:: Your objective ::
Write out the listing below in full and exactly, leaving out every picture.

Collection entries:
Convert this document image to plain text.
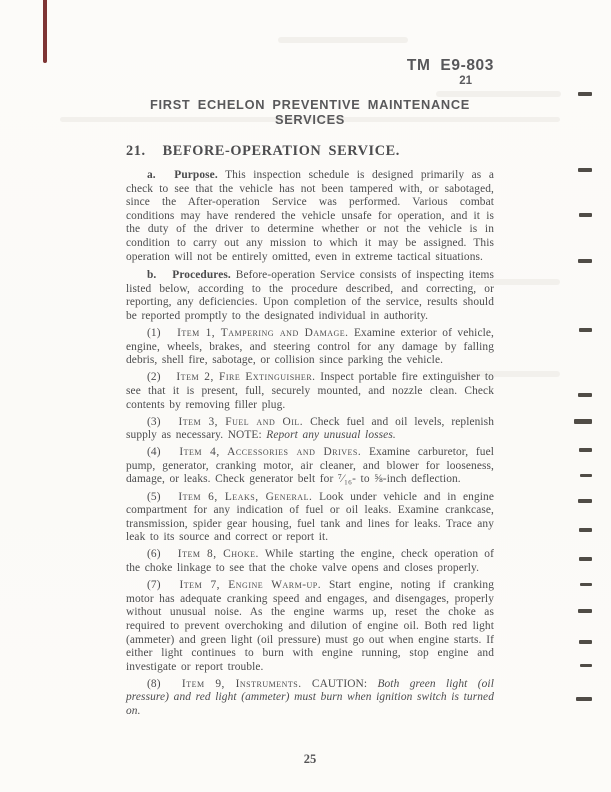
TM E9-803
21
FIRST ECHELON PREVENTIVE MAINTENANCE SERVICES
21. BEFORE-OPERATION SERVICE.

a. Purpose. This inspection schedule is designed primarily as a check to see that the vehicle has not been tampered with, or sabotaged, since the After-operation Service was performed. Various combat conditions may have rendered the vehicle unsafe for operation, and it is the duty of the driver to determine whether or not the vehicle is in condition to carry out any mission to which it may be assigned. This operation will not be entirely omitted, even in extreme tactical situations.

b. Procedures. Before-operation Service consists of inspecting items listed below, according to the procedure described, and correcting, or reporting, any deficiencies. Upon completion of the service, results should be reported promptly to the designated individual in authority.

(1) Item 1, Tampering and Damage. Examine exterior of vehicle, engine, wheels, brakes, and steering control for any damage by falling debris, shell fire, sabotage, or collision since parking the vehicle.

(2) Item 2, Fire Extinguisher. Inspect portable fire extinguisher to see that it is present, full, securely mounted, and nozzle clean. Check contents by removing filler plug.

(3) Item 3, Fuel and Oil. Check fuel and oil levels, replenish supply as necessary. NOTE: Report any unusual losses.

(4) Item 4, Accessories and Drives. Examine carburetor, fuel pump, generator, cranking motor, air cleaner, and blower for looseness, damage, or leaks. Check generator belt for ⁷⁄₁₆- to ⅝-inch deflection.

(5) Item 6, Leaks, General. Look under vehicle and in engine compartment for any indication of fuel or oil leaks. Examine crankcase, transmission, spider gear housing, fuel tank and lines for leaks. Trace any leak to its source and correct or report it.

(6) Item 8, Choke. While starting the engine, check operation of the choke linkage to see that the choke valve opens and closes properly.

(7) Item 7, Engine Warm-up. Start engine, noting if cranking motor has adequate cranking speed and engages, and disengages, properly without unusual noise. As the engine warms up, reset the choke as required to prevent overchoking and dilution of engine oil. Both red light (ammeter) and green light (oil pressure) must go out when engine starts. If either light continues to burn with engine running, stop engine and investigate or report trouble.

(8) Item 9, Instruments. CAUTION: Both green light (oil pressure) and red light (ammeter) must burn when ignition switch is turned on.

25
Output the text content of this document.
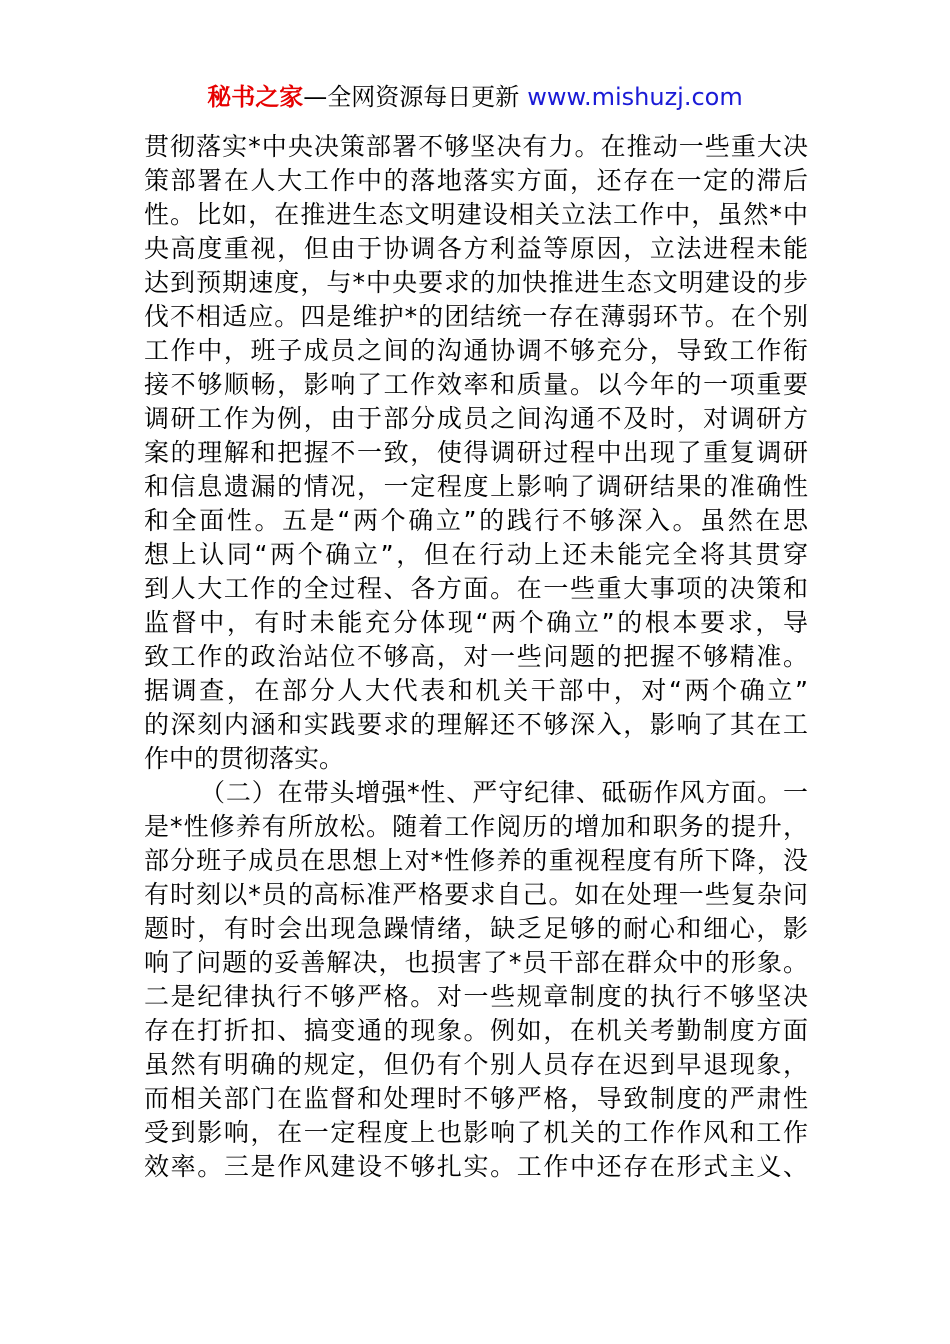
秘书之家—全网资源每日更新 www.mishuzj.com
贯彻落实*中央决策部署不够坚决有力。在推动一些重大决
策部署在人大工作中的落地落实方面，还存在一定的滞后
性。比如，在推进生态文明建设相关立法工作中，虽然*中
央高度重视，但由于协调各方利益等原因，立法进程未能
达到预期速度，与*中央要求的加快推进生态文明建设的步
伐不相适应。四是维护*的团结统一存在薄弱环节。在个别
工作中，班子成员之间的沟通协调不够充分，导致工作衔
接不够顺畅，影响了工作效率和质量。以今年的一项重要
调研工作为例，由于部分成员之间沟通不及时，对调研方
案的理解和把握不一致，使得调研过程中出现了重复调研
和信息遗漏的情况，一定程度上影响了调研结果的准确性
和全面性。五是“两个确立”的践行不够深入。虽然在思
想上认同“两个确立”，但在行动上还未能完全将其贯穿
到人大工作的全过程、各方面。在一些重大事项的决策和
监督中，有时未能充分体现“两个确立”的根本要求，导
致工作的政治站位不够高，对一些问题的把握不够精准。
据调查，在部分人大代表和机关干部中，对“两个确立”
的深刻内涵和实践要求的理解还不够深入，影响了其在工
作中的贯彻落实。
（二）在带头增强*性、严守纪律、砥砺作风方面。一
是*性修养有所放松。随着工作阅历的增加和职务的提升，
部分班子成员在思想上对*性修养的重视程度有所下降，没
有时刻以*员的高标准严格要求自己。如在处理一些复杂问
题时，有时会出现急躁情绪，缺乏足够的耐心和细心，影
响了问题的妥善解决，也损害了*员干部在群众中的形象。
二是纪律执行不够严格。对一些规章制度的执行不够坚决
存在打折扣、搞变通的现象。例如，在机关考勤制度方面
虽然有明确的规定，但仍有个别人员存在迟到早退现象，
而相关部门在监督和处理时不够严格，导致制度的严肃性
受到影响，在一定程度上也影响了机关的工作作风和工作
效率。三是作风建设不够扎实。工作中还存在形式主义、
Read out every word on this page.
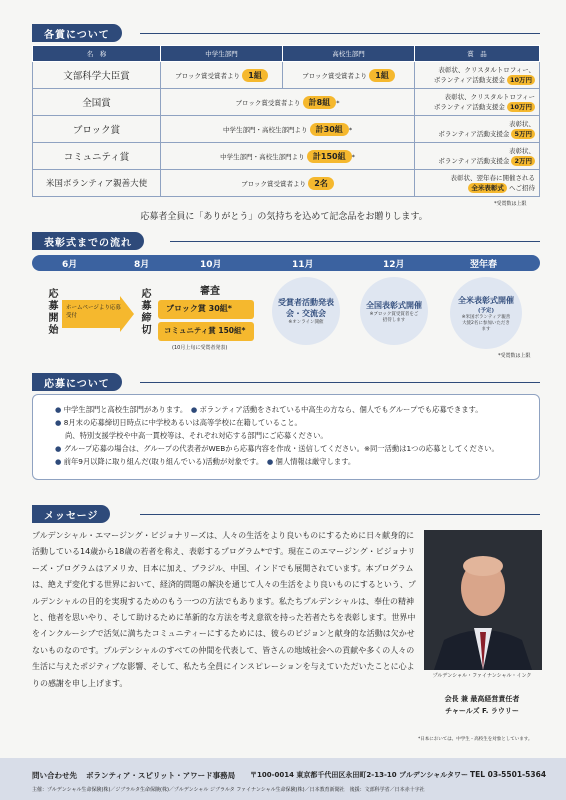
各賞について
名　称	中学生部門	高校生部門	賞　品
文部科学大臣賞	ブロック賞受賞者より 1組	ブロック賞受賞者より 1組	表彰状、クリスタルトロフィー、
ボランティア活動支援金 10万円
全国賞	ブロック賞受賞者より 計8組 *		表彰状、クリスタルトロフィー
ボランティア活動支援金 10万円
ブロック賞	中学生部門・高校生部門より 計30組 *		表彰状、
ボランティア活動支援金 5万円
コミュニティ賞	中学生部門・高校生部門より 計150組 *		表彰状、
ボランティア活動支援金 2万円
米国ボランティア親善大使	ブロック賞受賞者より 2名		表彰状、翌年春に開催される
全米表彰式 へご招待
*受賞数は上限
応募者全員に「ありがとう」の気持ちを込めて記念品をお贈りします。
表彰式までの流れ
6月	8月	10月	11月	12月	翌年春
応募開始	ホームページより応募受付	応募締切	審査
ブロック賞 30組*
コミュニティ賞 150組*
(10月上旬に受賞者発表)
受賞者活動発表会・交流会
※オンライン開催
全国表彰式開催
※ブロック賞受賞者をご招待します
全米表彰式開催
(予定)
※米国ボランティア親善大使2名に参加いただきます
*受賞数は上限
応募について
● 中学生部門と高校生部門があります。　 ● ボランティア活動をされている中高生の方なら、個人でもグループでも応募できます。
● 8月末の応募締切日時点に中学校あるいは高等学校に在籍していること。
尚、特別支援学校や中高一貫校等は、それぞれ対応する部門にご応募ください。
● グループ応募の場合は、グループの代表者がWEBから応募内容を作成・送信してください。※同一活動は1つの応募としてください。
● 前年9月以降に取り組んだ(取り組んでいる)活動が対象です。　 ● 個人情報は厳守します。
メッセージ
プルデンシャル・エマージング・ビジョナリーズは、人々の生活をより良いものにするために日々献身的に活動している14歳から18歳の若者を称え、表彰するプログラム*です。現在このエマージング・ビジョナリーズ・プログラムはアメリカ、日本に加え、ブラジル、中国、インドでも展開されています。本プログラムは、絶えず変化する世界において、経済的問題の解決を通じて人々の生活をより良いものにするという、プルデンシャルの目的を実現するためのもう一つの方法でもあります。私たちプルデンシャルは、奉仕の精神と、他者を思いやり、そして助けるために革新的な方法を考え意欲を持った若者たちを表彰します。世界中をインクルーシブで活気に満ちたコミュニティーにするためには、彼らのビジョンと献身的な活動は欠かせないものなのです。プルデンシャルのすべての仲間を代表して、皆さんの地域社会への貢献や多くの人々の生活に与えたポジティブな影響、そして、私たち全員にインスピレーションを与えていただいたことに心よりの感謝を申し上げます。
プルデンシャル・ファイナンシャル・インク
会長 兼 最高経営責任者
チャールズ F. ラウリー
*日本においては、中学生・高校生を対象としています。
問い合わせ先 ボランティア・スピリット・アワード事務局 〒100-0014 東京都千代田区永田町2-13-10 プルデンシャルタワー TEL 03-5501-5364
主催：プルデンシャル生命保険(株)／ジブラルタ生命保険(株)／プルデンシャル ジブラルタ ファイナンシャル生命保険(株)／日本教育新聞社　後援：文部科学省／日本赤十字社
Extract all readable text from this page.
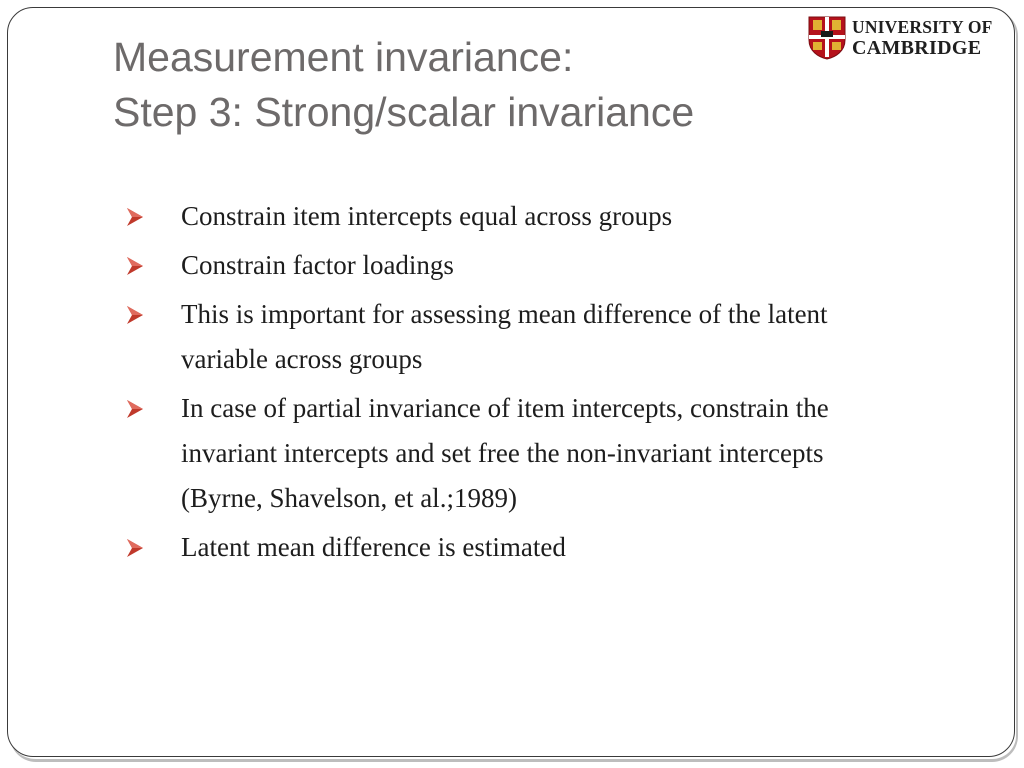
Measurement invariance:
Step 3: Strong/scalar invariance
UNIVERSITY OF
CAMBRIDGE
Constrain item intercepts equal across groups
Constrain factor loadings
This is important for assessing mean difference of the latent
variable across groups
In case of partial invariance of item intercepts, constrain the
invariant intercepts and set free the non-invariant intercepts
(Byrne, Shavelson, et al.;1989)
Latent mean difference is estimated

:: Task output ::
Convert this document image to plain text.
TM E9-803
21
FIRST ECHELON PREVENTIVE MAINTENANCE SERVICES
21. BEFORE-OPERATION SERVICE.

a. Purpose. This inspection schedule is designed primarily as a check to see that the vehicle has not been tampered with, or sabotaged, since the After-operation Service was performed. Various combat conditions may have rendered the vehicle unsafe for operation, and it is the duty of the driver to determine whether or not the vehicle is in condition to carry out any mission to which it may be assigned. This operation will not be entirely omitted, even in extreme tactical situations.

b. Procedures. Before-operation Service consists of inspecting items listed below, according to the procedure described, and correcting, or reporting, any deficiencies. Upon completion of the service, results should be reported promptly to the designated individual in authority.

(1) Item 1, Tampering and Damage. Examine exterior of vehicle, engine, wheels, brakes, and steering control for any damage by falling debris, shell fire, sabotage, or collision since parking the vehicle.

(2) Item 2, Fire Extinguisher. Inspect portable fire extinguisher to see that it is present, full, securely mounted, and nozzle clean. Check contents by removing filler plug.

(3) Item 3, Fuel and Oil. Check fuel and oil levels, replenish supply as necessary. NOTE: Report any unusual losses.

(4) Item 4, Accessories and Drives. Examine carburetor, fuel pump, generator, cranking motor, air cleaner, and blower for looseness, damage, or leaks. Check generator belt for ⁷⁄₁₆- to ⅝-inch deflection.

(5) Item 6, Leaks, General. Look under vehicle and in engine compartment for any indication of fuel or oil leaks. Examine crankcase, transmission, spider gear housing, fuel tank and lines for leaks. Trace any leak to its source and correct or report it.

(6) Item 8, Choke. While starting the engine, check operation of the choke linkage to see that the choke valve opens and closes properly.

(7) Item 7, Engine Warm-up. Start engine, noting if cranking motor has adequate cranking speed and engages, and disengages, properly without unusual noise. As the engine warms up, reset the choke as required to prevent overchoking and dilution of engine oil. Both red light (ammeter) and green light (oil pressure) must go out when engine starts. If either light continues to burn with engine running, stop engine and investigate or report trouble.

(8) Item 9, Instruments. CAUTION: Both green light (oil pressure) and red light (ammeter) must burn when ignition switch is turned on.

25
Output the text content of this document.
秘书之家—全网资源每日更新 www.mishuzj.com
贯彻落实*中央决策部署不够坚决有力。在推动一些重大决
策部署在人大工作中的落地落实方面，还存在一定的滞后
性。比如，在推进生态文明建设相关立法工作中，虽然*中
央高度重视，但由于协调各方利益等原因，立法进程未能
达到预期速度，与*中央要求的加快推进生态文明建设的步
伐不相适应。四是维护*的团结统一存在薄弱环节。在个别
工作中，班子成员之间的沟通协调不够充分，导致工作衔
接不够顺畅，影响了工作效率和质量。以今年的一项重要
调研工作为例，由于部分成员之间沟通不及时，对调研方
案的理解和把握不一致，使得调研过程中出现了重复调研
和信息遗漏的情况，一定程度上影响了调研结果的准确性
和全面性。五是“两个确立”的践行不够深入。虽然在思
想上认同“两个确立”，但在行动上还未能完全将其贯穿
到人大工作的全过程、各方面。在一些重大事项的决策和
监督中，有时未能充分体现“两个确立”的根本要求，导
致工作的政治站位不够高，对一些问题的把握不够精准。
据调查，在部分人大代表和机关干部中，对“两个确立”
的深刻内涵和实践要求的理解还不够深入，影响了其在工
作中的贯彻落实。
（二）在带头增强*性、严守纪律、砥砺作风方面。一
是*性修养有所放松。随着工作阅历的增加和职务的提升，
部分班子成员在思想上对*性修养的重视程度有所下降，没
有时刻以*员的高标准严格要求自己。如在处理一些复杂问
题时，有时会出现急躁情绪，缺乏足够的耐心和细心，影
响了问题的妥善解决，也损害了*员干部在群众中的形象。
二是纪律执行不够严格。对一些规章制度的执行不够坚决
存在打折扣、搞变通的现象。例如，在机关考勤制度方面
虽然有明确的规定，但仍有个别人员存在迟到早退现象，
而相关部门在监督和处理时不够严格，导致制度的严肃性
受到影响，在一定程度上也影响了机关的工作作风和工作
效率。三是作风建设不够扎实。工作中还存在形式主义、
Read out every word on this page.
各賞について
名　称	中学生部門	高校生部門	賞　品
文部科学大臣賞	ブロック賞受賞者より 1組	ブロック賞受賞者より 1組	表彰状、クリスタルトロフィー、
ボランティア活動支援金 10万円
全国賞	ブロック賞受賞者より 計8組 *		表彰状、クリスタルトロフィー
ボランティア活動支援金 10万円
ブロック賞	中学生部門・高校生部門より 計30組 *		表彰状、
ボランティア活動支援金 5万円
コミュニティ賞	中学生部門・高校生部門より 計150組 *		表彰状、
ボランティア活動支援金 2万円
米国ボランティア親善大使	ブロック賞受賞者より 2名		表彰状、翌年春に開催される
全米表彰式 へご招待
*受賞数は上限
応募者全員に「ありがとう」の気持ちを込めて記念品をお贈りします。
表彰式までの流れ
6月	8月	10月	11月	12月	翌年春
応募開始	ホームページより応募受付	応募締切	審査
ブロック賞 30組*
コミュニティ賞 150組*
(10月上旬に受賞者発表)
受賞者活動発表会・交流会
※オンライン開催
全国表彰式開催
※ブロック賞受賞者をご招待します
全米表彰式開催
(予定)
※米国ボランティア親善大使2名に参加いただきます
*受賞数は上限
応募について
● 中学生部門と高校生部門があります。　 ● ボランティア活動をされている中高生の方なら、個人でもグループでも応募できます。
● 8月末の応募締切日時点に中学校あるいは高等学校に在籍していること。
尚、特別支援学校や中高一貫校等は、それぞれ対応する部門にご応募ください。
● グループ応募の場合は、グループの代表者がWEBから応募内容を作成・送信してください。※同一活動は1つの応募としてください。
● 前年9月以降に取り組んだ(取り組んでいる)活動が対象です。　 ● 個人情報は厳守します。
メッセージ
プルデンシャル・エマージング・ビジョナリーズは、人々の生活をより良いものにするために日々献身的に活動している14歳から18歳の若者を称え、表彰するプログラム*です。現在このエマージング・ビジョナリーズ・プログラムはアメリカ、日本に加え、ブラジル、中国、インドでも展開されています。本プログラムは、絶えず変化する世界において、経済的問題の解決を通じて人々の生活をより良いものにするという、プルデンシャルの目的を実現するためのもう一つの方法でもあります。私たちプルデンシャルは、奉仕の精神と、他者を思いやり、そして助けるために革新的な方法を考え意欲を持った若者たちを表彰します。世界中をインクルーシブで活気に満ちたコミュニティーにするためには、彼らのビジョンと献身的な活動は欠かせないものなのです。プルデンシャルのすべての仲間を代表して、皆さんの地域社会への貢献や多くの人々の生活に与えたポジティブな影響、そして、私たち全員にインスピレーションを与えていただいたことに心よりの感謝を申し上げます。
プルデンシャル・ファイナンシャル・インク
会長 兼 最高経営責任者
チャールズ F. ラウリー
*日本においては、中学生・高校生を対象としています。
問い合わせ先 ボランティア・スピリット・アワード事務局 〒100-0014 東京都千代田区永田町2-13-10 プルデンシャルタワー TEL 03-5501-5364
主催：プルデンシャル生命保険(株)／ジブラルタ生命保険(株)／プルデンシャル ジブラルタ ファイナンシャル生命保険(株)／日本教育新聞社　後援：文部科学省／日本赤十字社
Extract all readable text from this page.
Measurement invariance:
Step 3: Strong/scalar invariance
UNIVERSITY OF
CAMBRIDGE
Constrain item intercepts equal across groups
Constrain factor loadings
This is important for assessing mean difference of the latent
variable across groups
In case of partial invariance of item intercepts, constrain the
invariant intercepts and set free the non-invariant intercepts
(Byrne, Shavelson, et al.;1989)
Latent mean difference is estimated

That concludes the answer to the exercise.